Saved data entries:

····················

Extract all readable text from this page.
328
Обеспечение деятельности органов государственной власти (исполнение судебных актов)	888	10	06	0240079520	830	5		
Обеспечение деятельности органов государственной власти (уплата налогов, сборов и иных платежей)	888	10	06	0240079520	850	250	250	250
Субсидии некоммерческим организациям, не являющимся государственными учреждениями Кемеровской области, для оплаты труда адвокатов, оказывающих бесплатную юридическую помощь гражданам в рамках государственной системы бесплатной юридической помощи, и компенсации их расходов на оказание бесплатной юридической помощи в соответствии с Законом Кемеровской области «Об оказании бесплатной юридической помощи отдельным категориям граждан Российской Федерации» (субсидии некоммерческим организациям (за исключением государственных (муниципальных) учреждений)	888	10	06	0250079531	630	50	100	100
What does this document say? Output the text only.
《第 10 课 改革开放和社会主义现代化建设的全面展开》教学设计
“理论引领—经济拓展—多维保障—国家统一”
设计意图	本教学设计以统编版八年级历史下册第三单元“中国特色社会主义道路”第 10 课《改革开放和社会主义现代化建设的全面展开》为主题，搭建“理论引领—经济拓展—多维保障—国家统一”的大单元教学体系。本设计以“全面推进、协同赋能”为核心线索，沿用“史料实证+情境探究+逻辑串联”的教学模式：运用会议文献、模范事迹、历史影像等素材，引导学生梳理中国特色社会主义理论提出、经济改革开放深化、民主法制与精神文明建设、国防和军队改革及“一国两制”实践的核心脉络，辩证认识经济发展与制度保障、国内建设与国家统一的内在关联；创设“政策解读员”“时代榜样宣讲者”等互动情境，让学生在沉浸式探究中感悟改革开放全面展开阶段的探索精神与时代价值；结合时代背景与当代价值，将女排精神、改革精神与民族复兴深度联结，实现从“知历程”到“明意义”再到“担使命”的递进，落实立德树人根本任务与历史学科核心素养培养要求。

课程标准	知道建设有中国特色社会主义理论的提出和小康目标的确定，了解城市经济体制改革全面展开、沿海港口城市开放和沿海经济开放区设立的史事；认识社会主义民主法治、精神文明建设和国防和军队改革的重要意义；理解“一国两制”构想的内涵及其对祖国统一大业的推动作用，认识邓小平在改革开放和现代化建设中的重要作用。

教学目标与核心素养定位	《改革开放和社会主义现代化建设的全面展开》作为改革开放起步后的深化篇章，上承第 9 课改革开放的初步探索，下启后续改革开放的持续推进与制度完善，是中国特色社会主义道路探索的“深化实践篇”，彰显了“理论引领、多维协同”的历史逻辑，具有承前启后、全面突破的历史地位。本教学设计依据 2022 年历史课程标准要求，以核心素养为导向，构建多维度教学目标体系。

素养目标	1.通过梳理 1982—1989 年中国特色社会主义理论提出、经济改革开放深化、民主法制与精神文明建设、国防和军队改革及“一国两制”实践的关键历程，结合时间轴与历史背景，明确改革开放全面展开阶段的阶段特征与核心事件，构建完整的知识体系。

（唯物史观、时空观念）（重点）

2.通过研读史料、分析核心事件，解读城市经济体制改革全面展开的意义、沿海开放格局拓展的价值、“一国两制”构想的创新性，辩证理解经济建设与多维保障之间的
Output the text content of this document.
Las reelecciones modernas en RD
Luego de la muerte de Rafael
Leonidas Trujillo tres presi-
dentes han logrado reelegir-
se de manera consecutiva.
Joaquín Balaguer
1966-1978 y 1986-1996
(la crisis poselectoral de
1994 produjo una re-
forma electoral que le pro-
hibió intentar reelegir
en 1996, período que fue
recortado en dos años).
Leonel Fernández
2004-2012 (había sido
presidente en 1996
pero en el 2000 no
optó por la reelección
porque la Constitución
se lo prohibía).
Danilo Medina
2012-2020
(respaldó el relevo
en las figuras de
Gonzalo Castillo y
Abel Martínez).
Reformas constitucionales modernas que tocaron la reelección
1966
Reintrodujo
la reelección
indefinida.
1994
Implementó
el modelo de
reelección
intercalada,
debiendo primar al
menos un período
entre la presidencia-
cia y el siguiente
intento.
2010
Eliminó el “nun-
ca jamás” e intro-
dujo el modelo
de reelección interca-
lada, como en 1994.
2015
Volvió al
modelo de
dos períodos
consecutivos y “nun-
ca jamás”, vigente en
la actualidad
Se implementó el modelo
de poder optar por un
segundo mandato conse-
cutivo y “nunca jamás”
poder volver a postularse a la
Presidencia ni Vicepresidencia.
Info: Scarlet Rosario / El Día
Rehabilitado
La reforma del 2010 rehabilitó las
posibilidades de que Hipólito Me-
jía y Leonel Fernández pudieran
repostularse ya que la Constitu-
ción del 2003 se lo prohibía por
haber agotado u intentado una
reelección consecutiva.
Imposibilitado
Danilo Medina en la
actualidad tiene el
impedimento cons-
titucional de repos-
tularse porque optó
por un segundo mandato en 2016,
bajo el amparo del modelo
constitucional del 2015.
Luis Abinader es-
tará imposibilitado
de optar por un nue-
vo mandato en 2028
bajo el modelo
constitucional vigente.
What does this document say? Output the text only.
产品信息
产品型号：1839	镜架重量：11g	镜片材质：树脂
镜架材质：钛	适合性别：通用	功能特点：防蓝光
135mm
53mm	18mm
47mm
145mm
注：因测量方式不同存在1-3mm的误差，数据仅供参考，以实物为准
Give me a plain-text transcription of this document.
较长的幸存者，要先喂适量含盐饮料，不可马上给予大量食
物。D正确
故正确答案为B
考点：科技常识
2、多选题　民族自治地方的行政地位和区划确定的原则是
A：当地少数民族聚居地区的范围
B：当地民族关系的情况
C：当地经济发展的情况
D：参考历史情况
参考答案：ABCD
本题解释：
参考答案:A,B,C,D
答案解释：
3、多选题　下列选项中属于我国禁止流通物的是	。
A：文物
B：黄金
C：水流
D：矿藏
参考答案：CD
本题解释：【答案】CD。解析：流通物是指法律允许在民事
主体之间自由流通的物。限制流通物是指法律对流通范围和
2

····················

Requirements:
Repeat all the entries exactly as given.

Written answer:
Extract all readable text from this page.
328
Обеспечение деятельности органов государственной власти (исполнение судебных актов)	888	10	06	0240079520	830	5		
Обеспечение деятельности органов государственной власти (уплата налогов, сборов и иных платежей)	888	10	06	0240079520	850	250	250	250
Субсидии некоммерческим организациям, не являющимся государственными учреждениями Кемеровской области, для оплаты труда адвокатов, оказывающих бесплатную юридическую помощь гражданам в рамках государственной системы бесплатной юридической помощи, и компенсации их расходов на оказание бесплатной юридической помощи в соответствии с Законом Кемеровской области «Об оказании бесплатной юридической помощи отдельным категориям граждан Российской Федерации» (субсидии некоммерческим организациям (за исключением государственных (муниципальных) учреждений)	888	10	06	0250079531	630	50	100	100
What does this document say? Output the text only.
《第 10 课 改革开放和社会主义现代化建设的全面展开》教学设计
“理论引领—经济拓展—多维保障—国家统一”
设计意图	本教学设计以统编版八年级历史下册第三单元“中国特色社会主义道路”第 10 课《改革开放和社会主义现代化建设的全面展开》为主题，搭建“理论引领—经济拓展—多维保障—国家统一”的大单元教学体系。本设计以“全面推进、协同赋能”为核心线索，沿用“史料实证+情境探究+逻辑串联”的教学模式：运用会议文献、模范事迹、历史影像等素材，引导学生梳理中国特色社会主义理论提出、经济改革开放深化、民主法制与精神文明建设、国防和军队改革及“一国两制”实践的核心脉络，辩证认识经济发展与制度保障、国内建设与国家统一的内在关联；创设“政策解读员”“时代榜样宣讲者”等互动情境，让学生在沉浸式探究中感悟改革开放全面展开阶段的探索精神与时代价值；结合时代背景与当代价值，将女排精神、改革精神与民族复兴深度联结，实现从“知历程”到“明意义”再到“担使命”的递进，落实立德树人根本任务与历史学科核心素养培养要求。

课程标准	知道建设有中国特色社会主义理论的提出和小康目标的确定，了解城市经济体制改革全面展开、沿海港口城市开放和沿海经济开放区设立的史事；认识社会主义民主法治、精神文明建设和国防和军队改革的重要意义；理解“一国两制”构想的内涵及其对祖国统一大业的推动作用，认识邓小平在改革开放和现代化建设中的重要作用。

教学目标与核心素养定位	《改革开放和社会主义现代化建设的全面展开》作为改革开放起步后的深化篇章，上承第 9 课改革开放的初步探索，下启后续改革开放的持续推进与制度完善，是中国特色社会主义道路探索的“深化实践篇”，彰显了“理论引领、多维协同”的历史逻辑，具有承前启后、全面突破的历史地位。本教学设计依据 2022 年历史课程标准要求，以核心素养为导向，构建多维度教学目标体系。

素养目标	1.通过梳理 1982—1989 年中国特色社会主义理论提出、经济改革开放深化、民主法制与精神文明建设、国防和军队改革及“一国两制”实践的关键历程，结合时间轴与历史背景，明确改革开放全面展开阶段的阶段特征与核心事件，构建完整的知识体系。

（唯物史观、时空观念）（重点）

2.通过研读史料、分析核心事件，解读城市经济体制改革全面展开的意义、沿海开放格局拓展的价值、“一国两制”构想的创新性，辩证理解经济建设与多维保障之间的
Output the text content of this document.
Las reelecciones modernas en RD
Luego de la muerte de Rafael
Leonidas Trujillo tres presi-
dentes han logrado reelegir-
se de manera consecutiva.
Joaquín Balaguer
1966-1978 y 1986-1996
(la crisis poselectoral de
1994 produjo una re-
forma electoral que le pro-
hibió intentar reelegir
en 1996, período que fue
recortado en dos años).
Leonel Fernández
2004-2012 (había sido
presidente en 1996
pero en el 2000 no
optó por la reelección
porque la Constitución
se lo prohibía).
Danilo Medina
2012-2020
(respaldó el relevo
en las figuras de
Gonzalo Castillo y
Abel Martínez).
Reformas constitucionales modernas que tocaron la reelección
1966
Reintrodujo
la reelección
indefinida.
1994
Implementó
el modelo de
reelección
intercalada,
debiendo primar al
menos un período
entre la presidencia-
cia y el siguiente
intento.
2010
Eliminó el “nun-
ca jamás” e intro-
dujo el modelo
de reelección interca-
lada, como en 1994.
2015
Volvió al
modelo de
dos períodos
consecutivos y “nun-
ca jamás”, vigente en
la actualidad
Se implementó el modelo
de poder optar por un
segundo mandato conse-
cutivo y “nunca jamás”
poder volver a postularse a la
Presidencia ni Vicepresidencia.
Info: Scarlet Rosario / El Día
Rehabilitado
La reforma del 2010 rehabilitó las
posibilidades de que Hipólito Me-
jía y Leonel Fernández pudieran
repostularse ya que la Constitu-
ción del 2003 se lo prohibía por
haber agotado u intentado una
reelección consecutiva.
Imposibilitado
Danilo Medina en la
actualidad tiene el
impedimento cons-
titucional de repos-
tularse porque optó
por un segundo mandato en 2016,
bajo el amparo del modelo
constitucional del 2015.
Luis Abinader es-
tará imposibilitado
de optar por un nue-
vo mandato en 2028
bajo el modelo
constitucional vigente.
What does this document say? Output the text only.
产品信息
产品型号：1839	镜架重量：11g	镜片材质：树脂
镜架材质：钛	适合性别：通用	功能特点：防蓝光
135mm
53mm	18mm
47mm
145mm
注：因测量方式不同存在1-3mm的误差，数据仅供参考，以实物为准
Give me a plain-text transcription of this document.
较长的幸存者，要先喂适量含盐饮料，不可马上给予大量食
物。D正确
故正确答案为B
考点：科技常识
2、多选题　民族自治地方的行政地位和区划确定的原则是
A：当地少数民族聚居地区的范围
B：当地民族关系的情况
C：当地经济发展的情况
D：参考历史情况
参考答案：ABCD
本题解释：
参考答案:A,B,C,D
答案解释：
3、多选题　下列选项中属于我国禁止流通物的是	。
A：文物
B：黄金
C：水流
D：矿藏
参考答案：CD
本题解释：【答案】CD。解析：流通物是指法律允许在民事
主体之间自由流通的物。限制流通物是指法律对流通范围和
2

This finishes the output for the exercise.